BEGIN Listed records
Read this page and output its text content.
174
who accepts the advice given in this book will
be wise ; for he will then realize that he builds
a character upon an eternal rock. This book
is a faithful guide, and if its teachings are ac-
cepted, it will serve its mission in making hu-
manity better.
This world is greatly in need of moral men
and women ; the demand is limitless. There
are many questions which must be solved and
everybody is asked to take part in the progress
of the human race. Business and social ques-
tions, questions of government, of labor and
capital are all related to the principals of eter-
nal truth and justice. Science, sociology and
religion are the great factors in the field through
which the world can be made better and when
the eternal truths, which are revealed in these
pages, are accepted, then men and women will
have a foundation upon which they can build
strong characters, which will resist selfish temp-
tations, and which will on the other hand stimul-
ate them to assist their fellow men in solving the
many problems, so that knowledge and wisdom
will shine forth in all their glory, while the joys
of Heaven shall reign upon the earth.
END Listed records
BEGIN Listed records
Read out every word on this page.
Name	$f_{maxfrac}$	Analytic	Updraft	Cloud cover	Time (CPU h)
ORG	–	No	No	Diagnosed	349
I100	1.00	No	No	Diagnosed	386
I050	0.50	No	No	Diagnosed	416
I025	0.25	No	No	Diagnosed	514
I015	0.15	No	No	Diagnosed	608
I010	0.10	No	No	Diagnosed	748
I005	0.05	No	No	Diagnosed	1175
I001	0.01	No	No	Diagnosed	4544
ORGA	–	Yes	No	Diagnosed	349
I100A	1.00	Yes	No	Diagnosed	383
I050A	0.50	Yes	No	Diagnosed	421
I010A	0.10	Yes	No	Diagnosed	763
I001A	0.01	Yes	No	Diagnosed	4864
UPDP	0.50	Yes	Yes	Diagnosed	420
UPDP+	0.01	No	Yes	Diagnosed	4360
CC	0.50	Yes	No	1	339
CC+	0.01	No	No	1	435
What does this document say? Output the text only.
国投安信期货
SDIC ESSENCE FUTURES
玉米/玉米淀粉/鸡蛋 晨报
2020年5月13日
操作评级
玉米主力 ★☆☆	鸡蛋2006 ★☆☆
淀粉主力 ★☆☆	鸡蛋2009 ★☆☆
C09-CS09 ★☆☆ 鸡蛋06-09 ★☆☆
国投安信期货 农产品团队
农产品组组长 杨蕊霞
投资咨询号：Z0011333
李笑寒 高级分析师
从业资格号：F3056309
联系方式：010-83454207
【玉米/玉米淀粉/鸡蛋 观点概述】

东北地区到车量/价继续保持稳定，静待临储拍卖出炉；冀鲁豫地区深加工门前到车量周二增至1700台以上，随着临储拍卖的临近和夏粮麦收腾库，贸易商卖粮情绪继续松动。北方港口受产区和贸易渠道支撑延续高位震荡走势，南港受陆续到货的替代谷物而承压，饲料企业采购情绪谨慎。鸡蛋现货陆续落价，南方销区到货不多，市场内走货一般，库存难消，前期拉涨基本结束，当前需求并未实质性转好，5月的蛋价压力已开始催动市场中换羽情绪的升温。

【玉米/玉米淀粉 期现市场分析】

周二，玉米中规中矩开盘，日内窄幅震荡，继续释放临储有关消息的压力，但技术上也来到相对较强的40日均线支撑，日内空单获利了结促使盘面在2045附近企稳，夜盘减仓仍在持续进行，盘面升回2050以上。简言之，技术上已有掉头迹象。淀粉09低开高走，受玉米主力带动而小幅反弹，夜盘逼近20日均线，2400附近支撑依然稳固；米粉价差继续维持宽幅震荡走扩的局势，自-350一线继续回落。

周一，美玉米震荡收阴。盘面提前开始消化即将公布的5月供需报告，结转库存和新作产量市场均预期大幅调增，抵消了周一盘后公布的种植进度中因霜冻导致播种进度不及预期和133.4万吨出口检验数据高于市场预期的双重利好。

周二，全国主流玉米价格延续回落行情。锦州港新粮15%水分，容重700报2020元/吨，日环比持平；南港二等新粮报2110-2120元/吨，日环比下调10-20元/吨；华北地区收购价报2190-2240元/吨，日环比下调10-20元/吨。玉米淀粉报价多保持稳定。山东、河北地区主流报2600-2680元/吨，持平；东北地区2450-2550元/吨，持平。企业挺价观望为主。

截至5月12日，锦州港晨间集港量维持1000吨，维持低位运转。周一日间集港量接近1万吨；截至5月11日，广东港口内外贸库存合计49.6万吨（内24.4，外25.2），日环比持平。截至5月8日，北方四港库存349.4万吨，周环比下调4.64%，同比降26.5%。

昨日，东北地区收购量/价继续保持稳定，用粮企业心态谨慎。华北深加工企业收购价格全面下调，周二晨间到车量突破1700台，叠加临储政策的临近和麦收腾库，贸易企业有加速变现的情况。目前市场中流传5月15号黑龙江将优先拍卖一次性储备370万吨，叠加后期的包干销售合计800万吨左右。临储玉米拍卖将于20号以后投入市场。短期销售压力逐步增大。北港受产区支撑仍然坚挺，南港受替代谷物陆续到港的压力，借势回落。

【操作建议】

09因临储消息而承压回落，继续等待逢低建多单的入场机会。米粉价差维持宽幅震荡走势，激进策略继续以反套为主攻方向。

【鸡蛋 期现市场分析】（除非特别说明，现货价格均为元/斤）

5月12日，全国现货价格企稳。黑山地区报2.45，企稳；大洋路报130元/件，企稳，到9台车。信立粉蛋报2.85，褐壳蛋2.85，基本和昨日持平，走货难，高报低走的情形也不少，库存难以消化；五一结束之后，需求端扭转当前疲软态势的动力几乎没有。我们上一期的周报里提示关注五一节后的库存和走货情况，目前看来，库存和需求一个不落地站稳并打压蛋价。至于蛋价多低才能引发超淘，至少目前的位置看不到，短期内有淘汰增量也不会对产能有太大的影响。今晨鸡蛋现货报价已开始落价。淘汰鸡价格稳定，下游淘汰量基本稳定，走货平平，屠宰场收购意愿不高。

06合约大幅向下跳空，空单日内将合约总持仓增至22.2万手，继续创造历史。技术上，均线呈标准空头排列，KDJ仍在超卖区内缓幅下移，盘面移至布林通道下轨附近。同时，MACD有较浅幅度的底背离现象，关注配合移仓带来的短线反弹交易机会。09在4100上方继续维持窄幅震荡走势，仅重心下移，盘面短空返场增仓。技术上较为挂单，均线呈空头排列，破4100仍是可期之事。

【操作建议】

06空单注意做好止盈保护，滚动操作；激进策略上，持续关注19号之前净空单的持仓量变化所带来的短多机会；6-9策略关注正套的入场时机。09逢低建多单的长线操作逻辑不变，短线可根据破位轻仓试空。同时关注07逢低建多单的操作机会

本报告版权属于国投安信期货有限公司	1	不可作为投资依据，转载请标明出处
END Listed records
BEGIN Listed records
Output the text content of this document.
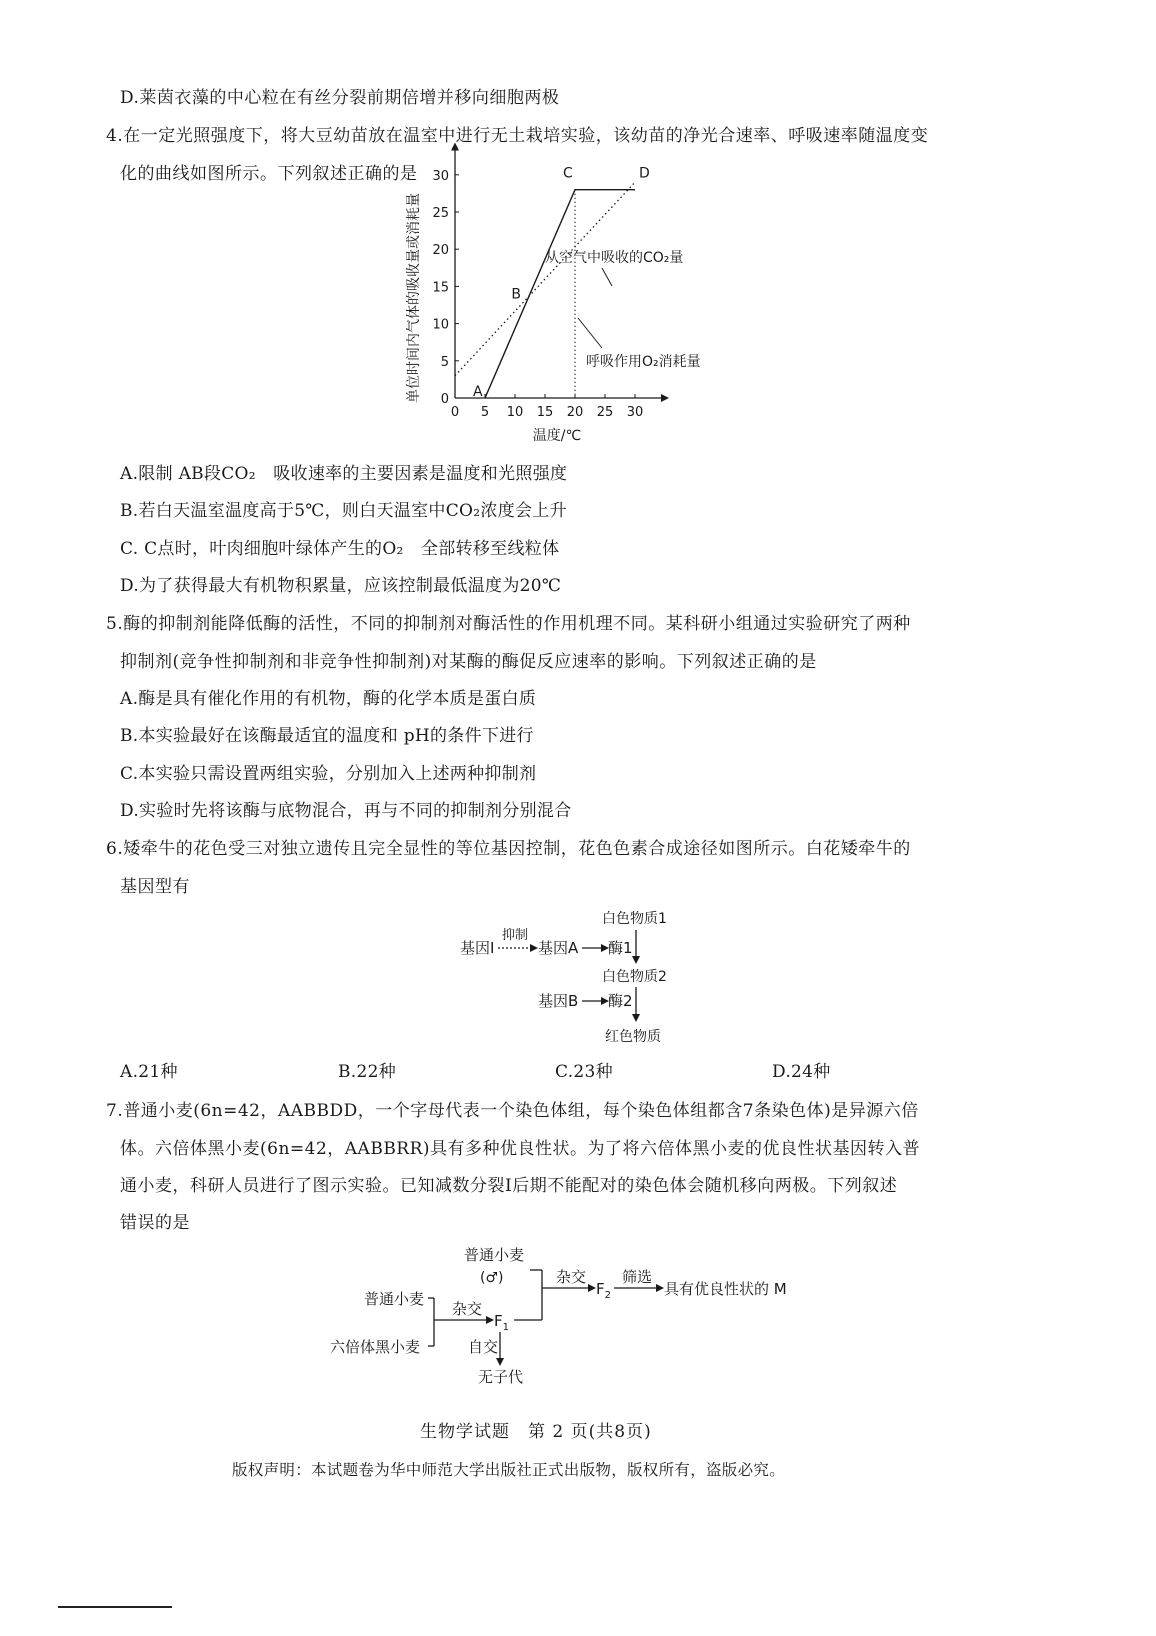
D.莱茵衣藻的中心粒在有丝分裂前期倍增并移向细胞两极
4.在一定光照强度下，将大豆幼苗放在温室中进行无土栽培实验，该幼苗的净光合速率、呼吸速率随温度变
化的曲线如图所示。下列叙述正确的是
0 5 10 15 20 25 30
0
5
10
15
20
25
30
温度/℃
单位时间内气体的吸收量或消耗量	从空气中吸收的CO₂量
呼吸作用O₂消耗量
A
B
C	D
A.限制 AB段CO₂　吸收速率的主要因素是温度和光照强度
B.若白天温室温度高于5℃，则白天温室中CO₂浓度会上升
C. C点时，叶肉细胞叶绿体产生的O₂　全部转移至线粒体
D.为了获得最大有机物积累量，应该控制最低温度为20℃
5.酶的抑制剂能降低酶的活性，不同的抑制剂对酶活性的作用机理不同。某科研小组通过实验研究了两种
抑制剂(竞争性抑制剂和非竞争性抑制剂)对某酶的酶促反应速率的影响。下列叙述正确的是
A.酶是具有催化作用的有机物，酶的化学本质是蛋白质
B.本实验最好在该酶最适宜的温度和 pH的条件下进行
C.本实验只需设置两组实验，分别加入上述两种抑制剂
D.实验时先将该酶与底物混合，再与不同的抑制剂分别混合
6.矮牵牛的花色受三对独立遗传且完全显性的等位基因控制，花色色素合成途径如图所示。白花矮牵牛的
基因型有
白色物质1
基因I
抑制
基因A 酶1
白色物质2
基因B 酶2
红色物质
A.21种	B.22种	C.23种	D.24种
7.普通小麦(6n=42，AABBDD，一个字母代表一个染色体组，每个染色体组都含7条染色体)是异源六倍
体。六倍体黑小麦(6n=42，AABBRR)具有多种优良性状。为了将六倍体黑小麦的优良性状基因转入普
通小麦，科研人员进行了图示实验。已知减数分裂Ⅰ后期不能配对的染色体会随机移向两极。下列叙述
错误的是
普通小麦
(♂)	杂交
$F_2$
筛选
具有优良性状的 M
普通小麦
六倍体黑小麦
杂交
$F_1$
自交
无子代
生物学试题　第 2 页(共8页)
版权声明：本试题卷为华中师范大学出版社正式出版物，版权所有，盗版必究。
END Listed records
Instructions for the task
Identify each line containing the string "world" and copy it out.

Correct output
This world is greatly in need of moral men
which the world can be made better and when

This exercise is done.